__Exercise goal__
List every line in the rows below that contains the string "minimap".

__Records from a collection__
----

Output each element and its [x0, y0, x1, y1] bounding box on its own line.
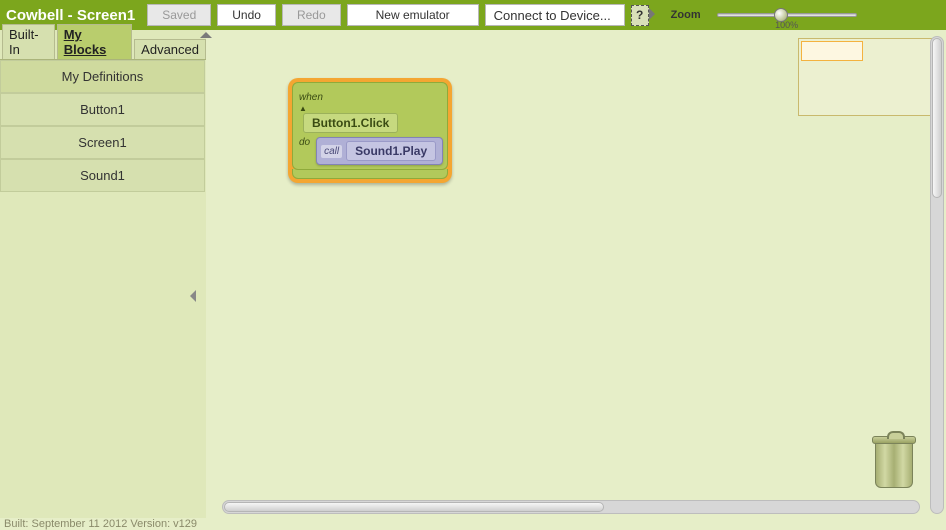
minimap[interactable]	[798, 38, 938, 116]
footer-build-info: Built: September 11 2012 Version: v129	[4, 518, 197, 530]
undo-button[interactable]: Undo	[217, 4, 276, 26]
keyword-do: do	[299, 137, 310, 148]
sidebar-item-sound1[interactable]: Sound1	[0, 159, 205, 192]
new-emulator-button[interactable]: New emulator	[347, 4, 479, 26]
keyword-call: call	[321, 145, 342, 158]
sidebar-item-screen1[interactable]: Screen1	[0, 126, 205, 159]
redo-button[interactable]: Redo	[282, 4, 341, 26]
tab-advanced[interactable]: Advanced	[134, 39, 206, 59]
saved-button[interactable]: Saved	[147, 4, 211, 26]
event-label[interactable]: Button1.Click	[303, 113, 398, 133]
zoom-label: Zoom	[671, 9, 701, 21]
sidebar-item-mydefinitions[interactable]: My Definitions	[0, 60, 205, 93]
call-label[interactable]: Sound1.Play	[346, 141, 436, 161]
vertical-scrollbar[interactable]	[930, 36, 944, 514]
main-area: Built-In My Blocks Advanced My Definitio…	[0, 30, 946, 518]
sidebar-collapse-up-icon[interactable]	[200, 32, 212, 38]
connect-device-dropdown[interactable]: Connect to Device...	[485, 4, 625, 26]
zoom-knob[interactable]	[774, 8, 788, 22]
zoom-slider[interactable]: 100%	[717, 13, 857, 17]
sidebar: Built-In My Blocks Advanced My Definitio…	[0, 30, 206, 518]
app-title: Cowbell - Screen1	[6, 7, 135, 24]
call-block[interactable]: call Sound1.Play	[316, 137, 443, 165]
horizontal-scroll-thumb[interactable]	[224, 502, 604, 512]
sidebar-tabs: Built-In My Blocks Advanced	[0, 38, 206, 60]
event-block[interactable]: when Button1.Click do call Sound1.Play	[288, 78, 452, 183]
tab-myblocks[interactable]: My Blocks	[57, 24, 132, 59]
sidebar-collapse-icon[interactable]	[190, 290, 196, 302]
toolbar: Cowbell - Screen1 Saved Undo Redo New em…	[0, 0, 946, 30]
trash-icon[interactable]	[872, 436, 918, 492]
tab-builtin[interactable]: Built-In	[2, 24, 55, 59]
minimap-viewport[interactable]	[801, 41, 863, 61]
keyword-when: when	[299, 92, 441, 113]
sidebar-item-button1[interactable]: Button1	[0, 93, 205, 126]
horizontal-scrollbar[interactable]	[222, 500, 920, 514]
vertical-scroll-thumb[interactable]	[932, 38, 942, 198]
workspace[interactable]: when Button1.Click do call Sound1.Play	[216, 36, 940, 518]
help-button[interactable]: ?	[631, 5, 649, 26]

----

__Written reply__
minimap[interactable]	[798, 38, 938, 116]
minimap-viewport[interactable]	[801, 41, 863, 61]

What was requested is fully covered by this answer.